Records
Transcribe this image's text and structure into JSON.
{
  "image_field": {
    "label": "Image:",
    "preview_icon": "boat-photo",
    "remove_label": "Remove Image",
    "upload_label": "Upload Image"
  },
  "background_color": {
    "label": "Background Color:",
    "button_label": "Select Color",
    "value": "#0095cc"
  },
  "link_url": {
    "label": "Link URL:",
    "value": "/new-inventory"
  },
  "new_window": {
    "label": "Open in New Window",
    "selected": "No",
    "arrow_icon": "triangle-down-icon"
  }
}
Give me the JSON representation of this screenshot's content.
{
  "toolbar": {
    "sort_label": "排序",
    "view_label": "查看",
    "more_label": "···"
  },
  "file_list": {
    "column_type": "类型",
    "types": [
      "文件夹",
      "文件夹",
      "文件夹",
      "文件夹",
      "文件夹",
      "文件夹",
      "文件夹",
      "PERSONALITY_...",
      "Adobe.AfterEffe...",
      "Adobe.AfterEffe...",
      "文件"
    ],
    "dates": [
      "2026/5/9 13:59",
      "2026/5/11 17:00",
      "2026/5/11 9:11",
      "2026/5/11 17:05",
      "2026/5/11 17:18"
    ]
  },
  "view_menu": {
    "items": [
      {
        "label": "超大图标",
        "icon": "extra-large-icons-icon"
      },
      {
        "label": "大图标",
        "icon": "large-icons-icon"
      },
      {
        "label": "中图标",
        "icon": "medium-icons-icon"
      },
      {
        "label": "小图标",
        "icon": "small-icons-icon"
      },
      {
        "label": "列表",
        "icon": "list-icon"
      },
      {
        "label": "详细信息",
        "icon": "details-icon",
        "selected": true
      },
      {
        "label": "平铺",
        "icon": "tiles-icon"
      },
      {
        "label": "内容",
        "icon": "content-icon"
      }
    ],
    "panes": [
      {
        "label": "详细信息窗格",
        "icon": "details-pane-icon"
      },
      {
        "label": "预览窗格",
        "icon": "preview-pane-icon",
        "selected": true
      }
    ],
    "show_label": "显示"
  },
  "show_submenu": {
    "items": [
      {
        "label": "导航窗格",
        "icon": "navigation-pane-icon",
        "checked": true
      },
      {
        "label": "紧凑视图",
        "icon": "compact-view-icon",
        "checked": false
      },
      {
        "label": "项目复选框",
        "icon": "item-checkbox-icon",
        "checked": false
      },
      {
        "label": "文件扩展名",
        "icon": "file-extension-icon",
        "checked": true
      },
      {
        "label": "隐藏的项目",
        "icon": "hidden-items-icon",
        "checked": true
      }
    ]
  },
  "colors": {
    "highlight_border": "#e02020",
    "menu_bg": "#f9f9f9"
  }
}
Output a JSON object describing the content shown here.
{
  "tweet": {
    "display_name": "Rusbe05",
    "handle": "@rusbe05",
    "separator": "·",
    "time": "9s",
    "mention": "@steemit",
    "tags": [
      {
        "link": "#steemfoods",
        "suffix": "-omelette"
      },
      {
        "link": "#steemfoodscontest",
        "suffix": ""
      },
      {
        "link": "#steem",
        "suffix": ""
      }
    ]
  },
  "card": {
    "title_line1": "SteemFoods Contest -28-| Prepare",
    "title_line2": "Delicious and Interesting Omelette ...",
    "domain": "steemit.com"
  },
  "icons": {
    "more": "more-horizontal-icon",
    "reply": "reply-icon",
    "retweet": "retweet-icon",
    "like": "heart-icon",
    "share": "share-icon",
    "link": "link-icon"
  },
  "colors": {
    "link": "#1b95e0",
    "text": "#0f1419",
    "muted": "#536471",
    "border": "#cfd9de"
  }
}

==

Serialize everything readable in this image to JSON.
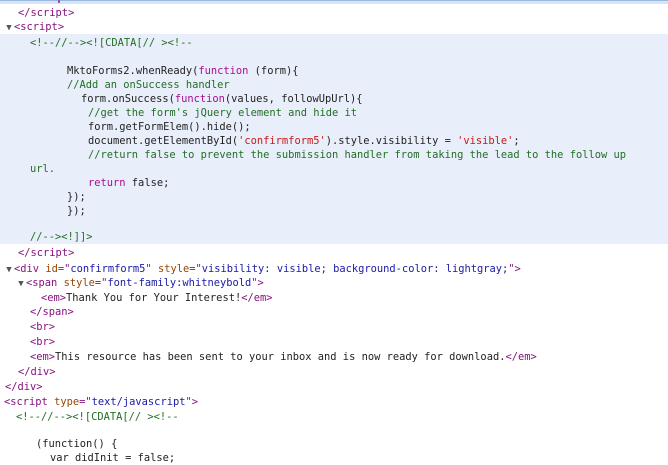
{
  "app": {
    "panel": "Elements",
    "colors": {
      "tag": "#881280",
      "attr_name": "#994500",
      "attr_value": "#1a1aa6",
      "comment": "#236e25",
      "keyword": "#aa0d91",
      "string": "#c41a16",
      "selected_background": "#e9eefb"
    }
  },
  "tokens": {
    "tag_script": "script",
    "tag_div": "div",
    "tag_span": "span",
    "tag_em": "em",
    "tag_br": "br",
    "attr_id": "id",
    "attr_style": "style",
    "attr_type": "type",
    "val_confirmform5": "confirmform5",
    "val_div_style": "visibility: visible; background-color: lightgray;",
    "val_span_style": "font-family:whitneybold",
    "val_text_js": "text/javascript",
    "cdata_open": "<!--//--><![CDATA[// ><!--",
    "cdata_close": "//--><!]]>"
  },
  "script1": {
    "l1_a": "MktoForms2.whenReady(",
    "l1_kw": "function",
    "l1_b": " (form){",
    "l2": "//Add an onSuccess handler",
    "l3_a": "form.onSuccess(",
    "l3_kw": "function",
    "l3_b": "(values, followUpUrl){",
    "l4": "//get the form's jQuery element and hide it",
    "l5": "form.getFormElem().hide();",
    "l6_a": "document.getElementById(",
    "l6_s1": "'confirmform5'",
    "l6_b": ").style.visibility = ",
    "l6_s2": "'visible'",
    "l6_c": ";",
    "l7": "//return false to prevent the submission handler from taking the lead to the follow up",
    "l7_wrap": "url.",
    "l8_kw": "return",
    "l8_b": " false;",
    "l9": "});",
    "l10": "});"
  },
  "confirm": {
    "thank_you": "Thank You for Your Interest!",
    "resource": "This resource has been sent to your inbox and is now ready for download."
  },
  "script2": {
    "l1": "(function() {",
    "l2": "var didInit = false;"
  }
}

## Objective:
Copy each line of the listing in which the word "icons" can be found.

## Completed task:
        "icon": "extra-large-icons-icon"
        "icon": "large-icons-icon"
        "icon": "medium-icons-icon"
        "icon": "small-icons-icon"
  "icons": {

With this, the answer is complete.